_YOUR TASK_:
Without the pictures, set down the records below word for word.

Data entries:
^^^^
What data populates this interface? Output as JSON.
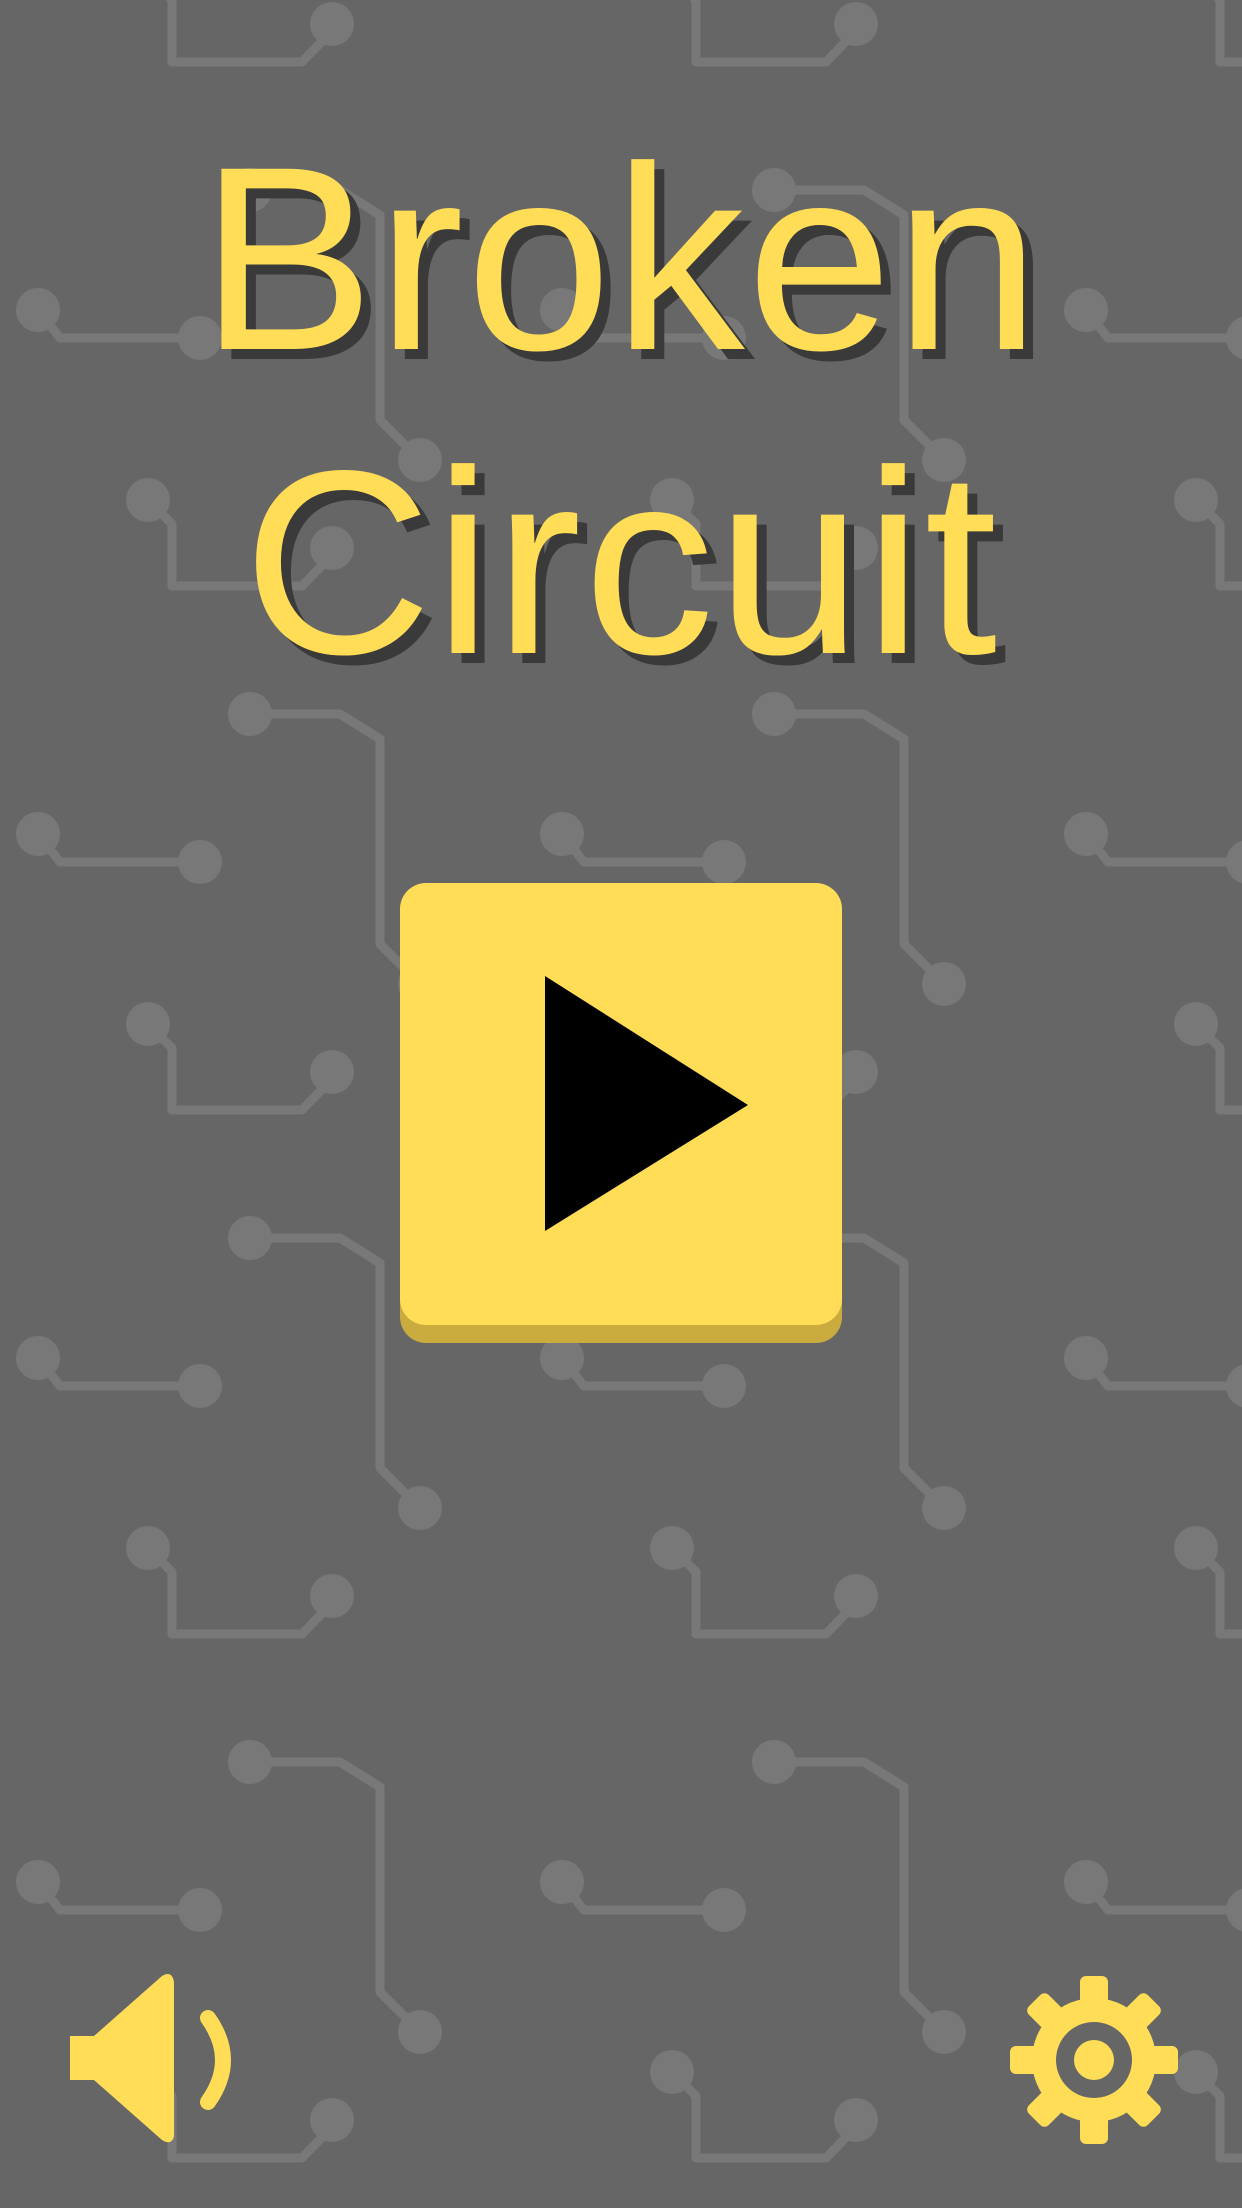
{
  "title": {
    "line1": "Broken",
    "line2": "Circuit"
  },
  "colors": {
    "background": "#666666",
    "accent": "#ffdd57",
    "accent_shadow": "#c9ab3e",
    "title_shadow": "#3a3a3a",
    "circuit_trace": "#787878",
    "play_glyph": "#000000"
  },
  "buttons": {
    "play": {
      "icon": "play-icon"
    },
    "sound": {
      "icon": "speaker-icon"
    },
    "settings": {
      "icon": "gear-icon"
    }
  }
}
^^^^
_THE OUTPUT_:
What data populates this interface? Output as JSON.
{
  "title": {
    "line1": "Broken",
    "line2": "Circuit"
  },
  "colors": {
    "background": "#666666",
    "accent": "#ffdd57",
    "accent_shadow": "#c9ab3e",
    "title_shadow": "#3a3a3a",
    "circuit_trace": "#787878",
    "play_glyph": "#000000"
  },
  "buttons": {
    "play": {
      "icon": "play-icon"
    },
    "sound": {
      "icon": "speaker-icon"
    },
    "settings": {
      "icon": "gear-icon"
    }
  }
}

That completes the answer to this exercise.